Objectif. Recopiez mot pour mot l'intégralité de la critique consacrée à l'Armide de Lully présentée à l'Opéra de Dijon.

Armide (de Lully) en amphi blanc à l’Opéra de Dijon

Xl_22042023-_mir1200_armide___mirco_magliocca__op_ra_de_dijon © Mirco Magliocca, Opéra de Dijon

Cours en amphi. « Il est quelle heure ? », demande-t-on à son voisin. Il répond : « Il est 25. » On croyait pourtant qu’une heure entière était passée. La nouvelle Armide de l’Opéra de Dijon (en coproduction avec Château de Versailles Spectacles) fait à peu près le même effet, à la seule différence que l’on se trouve à la place du prof, devant les gradins blancs sur scène. Dominique Pitoiset offre en effet une lecture plutôt pauvre et absconse de la troisième collaboration entre Jean-Baptiste Lully et le librettiste Philippe Quinault. Les notes d’intention partent dans tous les sens : « Armide a été élevée comme un agent secret russe », « Renaud devient un avatar de lui-même, le « sextoy » d’Armide dont elle abuse »… La scène, très statique, n’expérimente que peu ces déclarations, et insère pêle-mêle une rapide incursion (bien menée) en asile psychiatrique, quelques séances (peu crédibles) de réalité virtuelle, et un test de grossesse positif, sur fond de vidéos dignes d’une parapharmacie. On admet n’avoir pas franchement compris cette histoire de « Jeu », d’ « Ordre », de salle du conseil – un décor de gradins qui prend beaucoup de place sans être réellement usité –, de pouvoir par la technologie, passant du coq à l’âne d’un acte (« épisode ») à l’autre. À quoi bon handicaper une entreprise qui ne tient déjà pas ses promesses, en morcelant les idées, le tout avec une direction d’acteurs réduite au strict minimum ? Car les pouvoirs d’Armide – Alcina avant l’heure – sur le chevalier chrétien Renaud ne sont pas nécessairement des plus complexes sur le papier… Heureusement, la tragédie lyrique de la fin du XVIIe siècle pour la cour de Versailles fait la part belle à la danse, ici royalement représentée par la Compagnie Beaux-Champs, et les chorégraphies de Bruno Benne, baignées d’étrangeté (dans les costumes de Nadia Fabrizio), comme des mouvements de créatures télécommandées en pensée commune.

Lignes.
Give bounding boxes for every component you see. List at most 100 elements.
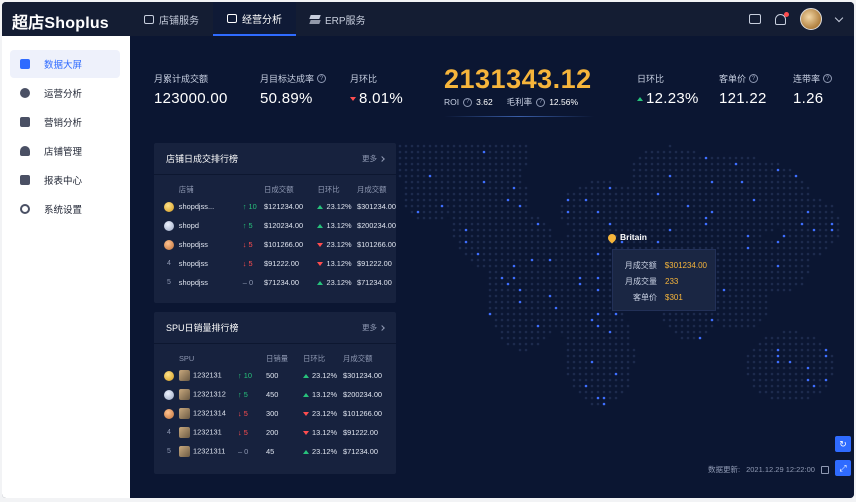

--

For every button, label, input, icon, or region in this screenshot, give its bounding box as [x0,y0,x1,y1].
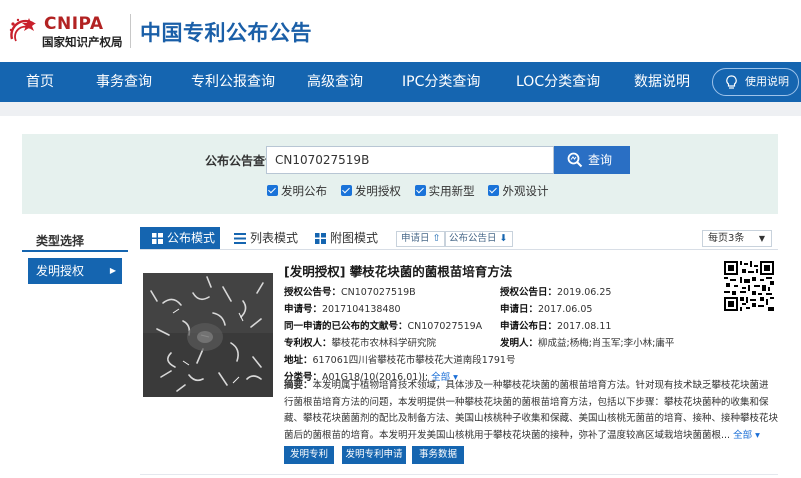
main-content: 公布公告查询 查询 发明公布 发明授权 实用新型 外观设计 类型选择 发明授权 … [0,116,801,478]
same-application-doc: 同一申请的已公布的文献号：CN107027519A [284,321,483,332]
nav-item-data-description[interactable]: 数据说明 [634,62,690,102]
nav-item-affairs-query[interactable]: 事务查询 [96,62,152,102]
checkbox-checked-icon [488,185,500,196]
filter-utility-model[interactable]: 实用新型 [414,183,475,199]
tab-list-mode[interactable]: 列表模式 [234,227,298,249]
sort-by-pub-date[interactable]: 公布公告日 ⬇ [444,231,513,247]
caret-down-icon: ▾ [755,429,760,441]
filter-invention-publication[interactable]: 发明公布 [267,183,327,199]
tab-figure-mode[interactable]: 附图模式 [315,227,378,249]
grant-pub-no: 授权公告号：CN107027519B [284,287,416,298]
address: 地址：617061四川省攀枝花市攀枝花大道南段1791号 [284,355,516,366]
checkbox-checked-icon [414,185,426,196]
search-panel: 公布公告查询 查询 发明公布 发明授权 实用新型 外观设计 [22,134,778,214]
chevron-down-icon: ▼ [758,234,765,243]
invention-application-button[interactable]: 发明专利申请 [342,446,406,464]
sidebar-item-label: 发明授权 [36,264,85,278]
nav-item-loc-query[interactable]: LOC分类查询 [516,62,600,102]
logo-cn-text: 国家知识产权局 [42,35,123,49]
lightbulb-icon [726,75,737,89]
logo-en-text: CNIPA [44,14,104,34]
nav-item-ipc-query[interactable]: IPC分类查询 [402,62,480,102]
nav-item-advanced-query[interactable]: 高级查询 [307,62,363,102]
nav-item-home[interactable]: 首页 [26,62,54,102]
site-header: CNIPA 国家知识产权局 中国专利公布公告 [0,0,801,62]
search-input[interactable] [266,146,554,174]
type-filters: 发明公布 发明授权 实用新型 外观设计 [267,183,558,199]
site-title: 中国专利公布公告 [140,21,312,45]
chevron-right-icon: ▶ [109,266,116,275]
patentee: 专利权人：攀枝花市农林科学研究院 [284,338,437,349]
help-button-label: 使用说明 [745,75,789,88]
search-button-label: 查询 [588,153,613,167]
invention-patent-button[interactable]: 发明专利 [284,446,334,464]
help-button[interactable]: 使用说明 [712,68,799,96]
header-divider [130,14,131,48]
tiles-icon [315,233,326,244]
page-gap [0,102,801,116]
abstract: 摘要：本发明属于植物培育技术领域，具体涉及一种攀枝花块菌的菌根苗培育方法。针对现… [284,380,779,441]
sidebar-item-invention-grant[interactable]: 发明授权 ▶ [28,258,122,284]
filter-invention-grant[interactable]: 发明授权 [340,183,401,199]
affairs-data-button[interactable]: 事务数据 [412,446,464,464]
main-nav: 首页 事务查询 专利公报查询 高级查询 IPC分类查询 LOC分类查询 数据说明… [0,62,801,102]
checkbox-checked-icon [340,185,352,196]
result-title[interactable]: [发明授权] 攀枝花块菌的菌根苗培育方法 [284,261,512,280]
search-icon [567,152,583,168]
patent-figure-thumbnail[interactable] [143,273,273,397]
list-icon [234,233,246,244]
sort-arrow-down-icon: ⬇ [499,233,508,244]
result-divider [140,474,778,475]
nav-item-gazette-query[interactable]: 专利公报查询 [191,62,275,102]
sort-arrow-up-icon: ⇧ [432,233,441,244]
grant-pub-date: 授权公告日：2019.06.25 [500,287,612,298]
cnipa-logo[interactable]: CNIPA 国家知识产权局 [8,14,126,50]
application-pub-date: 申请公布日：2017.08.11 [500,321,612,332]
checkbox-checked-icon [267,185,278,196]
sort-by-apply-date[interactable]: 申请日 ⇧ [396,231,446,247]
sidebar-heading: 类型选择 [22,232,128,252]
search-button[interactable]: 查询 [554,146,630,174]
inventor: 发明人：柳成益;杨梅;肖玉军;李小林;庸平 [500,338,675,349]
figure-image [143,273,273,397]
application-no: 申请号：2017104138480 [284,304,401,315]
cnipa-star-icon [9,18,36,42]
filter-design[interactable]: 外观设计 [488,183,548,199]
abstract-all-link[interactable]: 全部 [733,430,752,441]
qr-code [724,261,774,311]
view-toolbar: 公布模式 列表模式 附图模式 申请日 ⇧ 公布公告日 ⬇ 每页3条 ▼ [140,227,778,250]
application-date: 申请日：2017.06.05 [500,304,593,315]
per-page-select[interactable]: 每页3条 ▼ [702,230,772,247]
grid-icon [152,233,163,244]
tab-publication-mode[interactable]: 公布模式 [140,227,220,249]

--

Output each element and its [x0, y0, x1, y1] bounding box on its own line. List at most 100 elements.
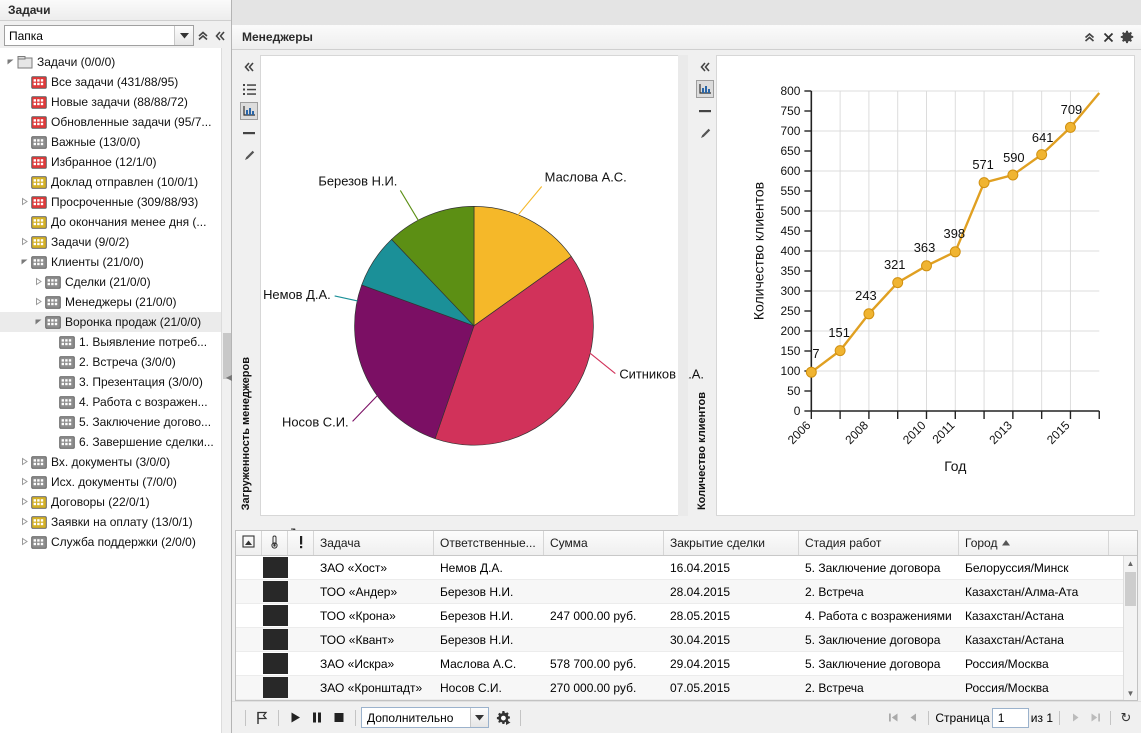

Réponse.
Armide (de Lully) en amphi blanc à l’Opéra de Dijon

Xl_22042023-_mir1200_armide___mirco_magliocca__op_ra_de_dijon © Mirco Magliocca, Opéra de Dijon

Cours en amphi. « Il est quelle heure ? », demande-t-on à son voisin. Il répond : « Il est 25. » On croyait pourtant qu’une heure entière était passée. La nouvelle Armide de l’Opéra de Dijon (en coproduction avec Château de Versailles Spectacles) fait à peu près le même effet, à la seule différence que l’on se trouve à la place du prof, devant les gradins blancs sur scène. Dominique Pitoiset offre en effet une lecture plutôt pauvre et absconse de la troisième collaboration entre Jean-Baptiste Lully et le librettiste Philippe Quinault. Les notes d’intention partent dans tous les sens : « Armide a été élevée comme un agent secret russe », « Renaud devient un avatar de lui-même, le « sextoy » d’Armide dont elle abuse »… La scène, très statique, n’expérimente que peu ces déclarations, et insère pêle-mêle une rapide incursion (bien menée) en asile psychiatrique, quelques séances (peu crédibles) de réalité virtuelle, et un test de grossesse positif, sur fond de vidéos dignes d’une parapharmacie. On admet n’avoir pas franchement compris cette histoire de « Jeu », d’ « Ordre », de salle du conseil – un décor de gradins qui prend beaucoup de place sans être réellement usité –, de pouvoir par la technologie, passant du coq à l’âne d’un acte (« épisode ») à l’autre. À quoi bon handicaper une entreprise qui ne tient déjà pas ses promesses, en morcelant les idées, le tout avec une direction d’acteurs réduite au strict minimum ? Car les pouvoirs d’Armide – Alcina avant l’heure – sur le chevalier chrétien Renaud ne sont pas nécessairement des plus complexes sur le papier… Heureusement, la tragédie lyrique de la fin du XVIIe siècle pour la cour de Versailles fait la part belle à la danse, ici royalement représentée par la Compagnie Beaux-Champs, et les chorégraphies de Bruno Benne, baignées d’étrangeté (dans les costumes de Nadia Fabrizio), comme des mouvements de créatures télécommandées en pensée commune.